Exercise prompt. Scan the material for the word "body", and copy each line where it shows up.

Records for processing.
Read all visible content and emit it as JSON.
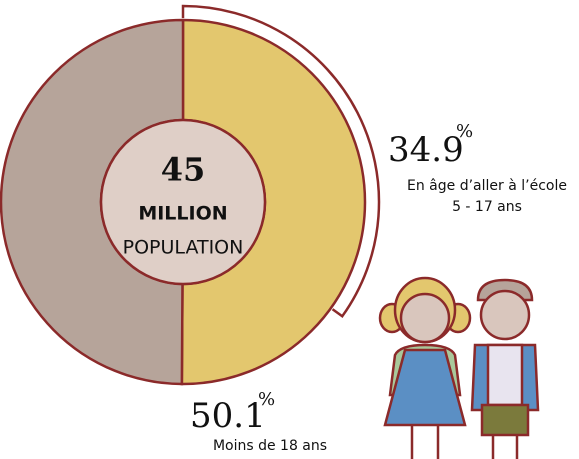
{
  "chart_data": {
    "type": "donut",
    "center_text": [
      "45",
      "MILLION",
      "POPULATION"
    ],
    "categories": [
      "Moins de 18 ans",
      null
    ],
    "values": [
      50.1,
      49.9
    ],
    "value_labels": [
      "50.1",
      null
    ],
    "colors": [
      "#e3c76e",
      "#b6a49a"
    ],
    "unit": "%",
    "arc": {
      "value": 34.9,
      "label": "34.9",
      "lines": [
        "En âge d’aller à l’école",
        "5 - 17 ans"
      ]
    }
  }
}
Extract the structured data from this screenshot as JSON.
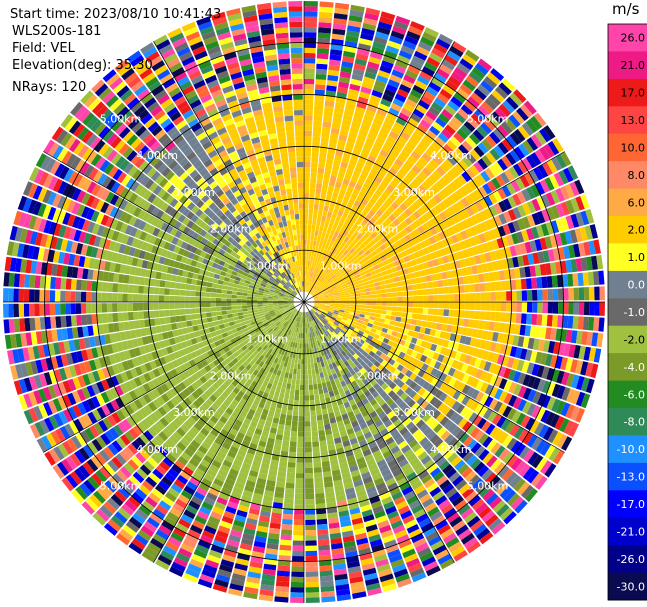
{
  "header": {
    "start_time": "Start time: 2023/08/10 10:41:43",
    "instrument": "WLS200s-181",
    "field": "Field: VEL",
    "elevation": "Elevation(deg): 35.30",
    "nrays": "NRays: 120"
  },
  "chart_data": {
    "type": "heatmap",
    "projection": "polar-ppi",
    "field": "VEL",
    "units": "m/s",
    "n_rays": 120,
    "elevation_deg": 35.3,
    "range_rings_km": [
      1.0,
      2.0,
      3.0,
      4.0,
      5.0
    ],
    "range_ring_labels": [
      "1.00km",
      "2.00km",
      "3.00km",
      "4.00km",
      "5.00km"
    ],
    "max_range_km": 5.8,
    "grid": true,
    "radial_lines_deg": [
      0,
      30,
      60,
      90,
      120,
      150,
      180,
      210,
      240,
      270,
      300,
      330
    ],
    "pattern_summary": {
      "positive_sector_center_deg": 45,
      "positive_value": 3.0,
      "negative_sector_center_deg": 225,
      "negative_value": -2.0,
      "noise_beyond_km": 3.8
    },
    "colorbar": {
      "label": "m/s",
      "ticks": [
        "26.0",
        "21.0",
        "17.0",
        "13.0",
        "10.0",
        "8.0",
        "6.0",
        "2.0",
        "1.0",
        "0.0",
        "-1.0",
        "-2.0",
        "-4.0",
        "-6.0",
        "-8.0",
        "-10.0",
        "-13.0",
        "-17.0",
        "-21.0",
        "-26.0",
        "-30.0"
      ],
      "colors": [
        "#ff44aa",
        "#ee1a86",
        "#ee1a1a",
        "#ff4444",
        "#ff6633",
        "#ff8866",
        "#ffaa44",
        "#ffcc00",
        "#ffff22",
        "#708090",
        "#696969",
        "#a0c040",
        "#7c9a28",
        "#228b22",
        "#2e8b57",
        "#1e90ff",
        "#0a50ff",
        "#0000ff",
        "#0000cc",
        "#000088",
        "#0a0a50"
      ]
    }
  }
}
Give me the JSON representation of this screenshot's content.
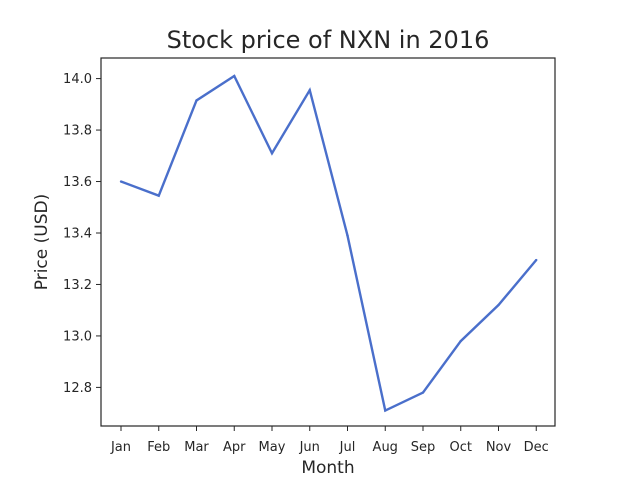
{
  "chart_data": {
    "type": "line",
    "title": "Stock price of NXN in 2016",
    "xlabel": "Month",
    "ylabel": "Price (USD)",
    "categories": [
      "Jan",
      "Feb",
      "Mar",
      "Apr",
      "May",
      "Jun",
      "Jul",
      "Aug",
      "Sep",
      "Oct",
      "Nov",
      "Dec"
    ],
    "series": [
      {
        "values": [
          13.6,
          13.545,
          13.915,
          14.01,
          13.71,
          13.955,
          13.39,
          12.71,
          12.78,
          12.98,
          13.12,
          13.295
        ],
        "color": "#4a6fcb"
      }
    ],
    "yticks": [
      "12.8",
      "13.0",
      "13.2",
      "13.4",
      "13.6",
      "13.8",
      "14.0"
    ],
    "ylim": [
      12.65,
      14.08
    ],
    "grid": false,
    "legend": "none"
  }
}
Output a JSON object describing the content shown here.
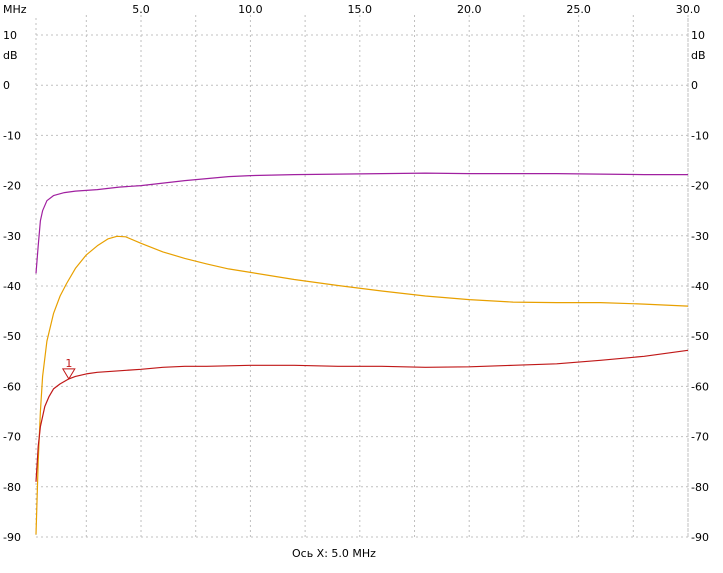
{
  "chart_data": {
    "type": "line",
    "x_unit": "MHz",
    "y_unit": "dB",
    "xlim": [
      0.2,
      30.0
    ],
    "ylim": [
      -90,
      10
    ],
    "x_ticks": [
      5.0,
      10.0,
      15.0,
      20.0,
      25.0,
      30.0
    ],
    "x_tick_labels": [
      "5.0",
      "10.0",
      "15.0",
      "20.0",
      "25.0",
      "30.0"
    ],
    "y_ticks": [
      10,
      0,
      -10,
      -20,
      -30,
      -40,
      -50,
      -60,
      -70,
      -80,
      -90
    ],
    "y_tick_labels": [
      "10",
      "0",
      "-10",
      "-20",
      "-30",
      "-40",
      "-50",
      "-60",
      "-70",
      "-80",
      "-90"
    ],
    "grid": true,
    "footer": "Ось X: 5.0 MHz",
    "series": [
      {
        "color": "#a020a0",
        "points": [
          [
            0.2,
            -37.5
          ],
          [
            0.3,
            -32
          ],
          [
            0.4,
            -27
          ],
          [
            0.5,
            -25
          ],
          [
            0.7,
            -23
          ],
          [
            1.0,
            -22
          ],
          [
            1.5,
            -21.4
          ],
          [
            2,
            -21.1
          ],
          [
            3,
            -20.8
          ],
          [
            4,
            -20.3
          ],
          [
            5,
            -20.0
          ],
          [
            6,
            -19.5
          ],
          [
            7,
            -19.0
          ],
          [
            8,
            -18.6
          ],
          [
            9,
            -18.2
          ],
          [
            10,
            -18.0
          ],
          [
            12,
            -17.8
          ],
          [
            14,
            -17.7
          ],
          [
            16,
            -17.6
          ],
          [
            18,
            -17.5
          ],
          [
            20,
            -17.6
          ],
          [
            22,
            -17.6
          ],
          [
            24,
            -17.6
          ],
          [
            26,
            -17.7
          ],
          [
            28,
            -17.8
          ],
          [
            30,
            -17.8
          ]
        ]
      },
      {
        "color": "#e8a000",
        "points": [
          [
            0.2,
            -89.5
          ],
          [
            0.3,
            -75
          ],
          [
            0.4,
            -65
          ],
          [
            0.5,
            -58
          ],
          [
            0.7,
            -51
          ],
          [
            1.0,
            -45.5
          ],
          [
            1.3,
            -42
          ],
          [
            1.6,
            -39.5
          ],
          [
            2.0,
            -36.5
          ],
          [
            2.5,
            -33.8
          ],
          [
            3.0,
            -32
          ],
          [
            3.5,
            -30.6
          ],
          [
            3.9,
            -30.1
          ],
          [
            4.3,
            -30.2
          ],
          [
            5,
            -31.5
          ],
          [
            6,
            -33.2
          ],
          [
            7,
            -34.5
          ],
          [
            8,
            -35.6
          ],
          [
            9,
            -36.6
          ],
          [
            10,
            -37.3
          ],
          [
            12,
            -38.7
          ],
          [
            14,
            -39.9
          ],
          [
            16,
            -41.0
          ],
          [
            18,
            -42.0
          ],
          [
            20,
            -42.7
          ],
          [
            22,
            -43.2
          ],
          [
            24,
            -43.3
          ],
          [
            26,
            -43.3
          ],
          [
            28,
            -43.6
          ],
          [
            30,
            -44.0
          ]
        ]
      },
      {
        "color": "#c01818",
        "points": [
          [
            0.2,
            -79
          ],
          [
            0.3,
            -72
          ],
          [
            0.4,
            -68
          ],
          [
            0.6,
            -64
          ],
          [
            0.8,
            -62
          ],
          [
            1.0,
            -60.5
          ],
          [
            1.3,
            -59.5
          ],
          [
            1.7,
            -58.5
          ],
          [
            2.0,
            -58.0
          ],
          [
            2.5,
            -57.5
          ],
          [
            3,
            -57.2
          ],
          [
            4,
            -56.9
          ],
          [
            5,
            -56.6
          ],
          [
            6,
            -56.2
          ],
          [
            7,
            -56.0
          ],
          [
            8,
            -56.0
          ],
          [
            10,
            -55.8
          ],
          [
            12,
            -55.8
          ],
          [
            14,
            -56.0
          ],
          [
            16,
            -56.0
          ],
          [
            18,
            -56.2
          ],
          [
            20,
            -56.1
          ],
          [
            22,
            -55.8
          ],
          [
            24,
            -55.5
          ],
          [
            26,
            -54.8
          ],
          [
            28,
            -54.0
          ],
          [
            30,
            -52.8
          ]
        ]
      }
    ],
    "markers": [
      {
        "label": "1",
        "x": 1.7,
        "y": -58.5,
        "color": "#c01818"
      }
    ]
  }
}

* * *

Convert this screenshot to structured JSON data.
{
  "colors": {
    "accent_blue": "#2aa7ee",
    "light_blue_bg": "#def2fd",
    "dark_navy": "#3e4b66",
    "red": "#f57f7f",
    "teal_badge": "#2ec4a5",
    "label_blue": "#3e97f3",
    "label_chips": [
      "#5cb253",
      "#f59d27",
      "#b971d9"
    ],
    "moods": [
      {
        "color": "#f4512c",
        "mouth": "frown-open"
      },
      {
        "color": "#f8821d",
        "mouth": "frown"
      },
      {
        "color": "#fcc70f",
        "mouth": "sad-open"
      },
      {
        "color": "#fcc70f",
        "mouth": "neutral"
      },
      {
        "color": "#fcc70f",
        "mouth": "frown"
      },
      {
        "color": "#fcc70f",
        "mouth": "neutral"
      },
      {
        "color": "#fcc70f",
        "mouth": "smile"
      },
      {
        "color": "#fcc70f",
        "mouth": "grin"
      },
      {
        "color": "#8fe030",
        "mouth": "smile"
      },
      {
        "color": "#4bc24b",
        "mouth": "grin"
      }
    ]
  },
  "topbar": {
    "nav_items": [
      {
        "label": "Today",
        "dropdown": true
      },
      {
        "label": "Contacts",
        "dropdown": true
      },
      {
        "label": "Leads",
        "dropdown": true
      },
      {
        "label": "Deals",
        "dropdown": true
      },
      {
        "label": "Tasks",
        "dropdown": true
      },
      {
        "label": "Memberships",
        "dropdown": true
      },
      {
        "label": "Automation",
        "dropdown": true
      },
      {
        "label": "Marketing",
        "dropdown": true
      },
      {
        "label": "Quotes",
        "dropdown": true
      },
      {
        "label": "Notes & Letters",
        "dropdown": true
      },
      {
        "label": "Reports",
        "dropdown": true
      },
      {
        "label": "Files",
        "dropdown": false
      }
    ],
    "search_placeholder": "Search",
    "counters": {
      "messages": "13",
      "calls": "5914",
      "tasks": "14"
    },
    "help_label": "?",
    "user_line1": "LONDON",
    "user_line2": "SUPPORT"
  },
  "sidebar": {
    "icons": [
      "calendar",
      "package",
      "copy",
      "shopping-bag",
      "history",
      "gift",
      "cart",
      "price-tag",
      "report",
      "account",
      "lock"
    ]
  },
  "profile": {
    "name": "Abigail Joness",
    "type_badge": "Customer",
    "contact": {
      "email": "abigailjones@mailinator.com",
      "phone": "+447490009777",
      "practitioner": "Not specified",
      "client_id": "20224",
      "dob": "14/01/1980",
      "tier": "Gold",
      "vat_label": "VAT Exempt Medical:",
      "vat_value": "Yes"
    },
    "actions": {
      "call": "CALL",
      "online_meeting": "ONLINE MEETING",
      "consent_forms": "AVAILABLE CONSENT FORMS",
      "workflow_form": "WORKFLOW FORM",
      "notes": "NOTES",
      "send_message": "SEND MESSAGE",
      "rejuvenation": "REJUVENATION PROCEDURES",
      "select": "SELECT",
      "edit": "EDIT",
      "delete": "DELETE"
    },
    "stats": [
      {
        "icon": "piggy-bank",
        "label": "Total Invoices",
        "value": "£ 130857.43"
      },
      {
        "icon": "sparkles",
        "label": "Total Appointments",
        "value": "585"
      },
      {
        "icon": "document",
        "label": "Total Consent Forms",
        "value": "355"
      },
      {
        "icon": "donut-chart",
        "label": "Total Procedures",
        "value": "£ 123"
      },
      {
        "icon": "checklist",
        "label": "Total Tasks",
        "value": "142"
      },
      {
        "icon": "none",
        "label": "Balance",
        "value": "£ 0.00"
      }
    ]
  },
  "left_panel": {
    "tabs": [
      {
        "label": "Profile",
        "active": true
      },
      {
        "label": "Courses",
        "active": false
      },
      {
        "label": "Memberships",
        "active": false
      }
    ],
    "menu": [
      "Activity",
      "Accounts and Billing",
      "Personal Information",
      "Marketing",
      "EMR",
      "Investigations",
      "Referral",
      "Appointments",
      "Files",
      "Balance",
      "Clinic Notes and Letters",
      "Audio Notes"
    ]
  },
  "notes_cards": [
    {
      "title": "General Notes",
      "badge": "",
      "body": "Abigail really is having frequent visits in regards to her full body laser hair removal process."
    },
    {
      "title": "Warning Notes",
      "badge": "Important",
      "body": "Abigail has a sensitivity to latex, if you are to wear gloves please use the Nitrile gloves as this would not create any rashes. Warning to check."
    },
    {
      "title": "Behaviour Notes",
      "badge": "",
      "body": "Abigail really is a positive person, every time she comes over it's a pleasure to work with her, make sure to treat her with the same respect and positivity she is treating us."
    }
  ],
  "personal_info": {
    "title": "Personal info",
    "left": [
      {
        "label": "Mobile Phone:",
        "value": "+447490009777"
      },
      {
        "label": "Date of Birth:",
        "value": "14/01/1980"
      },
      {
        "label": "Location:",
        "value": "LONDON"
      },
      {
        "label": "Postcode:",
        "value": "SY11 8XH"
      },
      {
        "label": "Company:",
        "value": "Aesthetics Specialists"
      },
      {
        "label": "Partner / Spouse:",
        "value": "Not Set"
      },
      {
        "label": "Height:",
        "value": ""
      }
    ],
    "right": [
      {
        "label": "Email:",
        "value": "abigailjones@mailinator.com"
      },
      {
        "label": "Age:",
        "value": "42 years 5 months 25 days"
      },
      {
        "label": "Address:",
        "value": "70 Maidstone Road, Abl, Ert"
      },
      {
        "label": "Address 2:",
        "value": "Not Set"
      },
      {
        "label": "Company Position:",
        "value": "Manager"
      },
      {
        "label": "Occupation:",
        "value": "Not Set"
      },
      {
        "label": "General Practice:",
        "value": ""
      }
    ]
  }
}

Expected output.
      "body": "Abigail really is having frequent visits in regards to her full body laser hair removal process."
      "body": "Abigail has a sensitivity to latex, if you are to wear gloves please use the Nitrile gloves as this would not create any rashes. Warning to check."
      "body": "Abigail really is a positive person, every time she comes over it's a pleasure to work with her, make sure to treat her with the same respect and positivity she is treating us."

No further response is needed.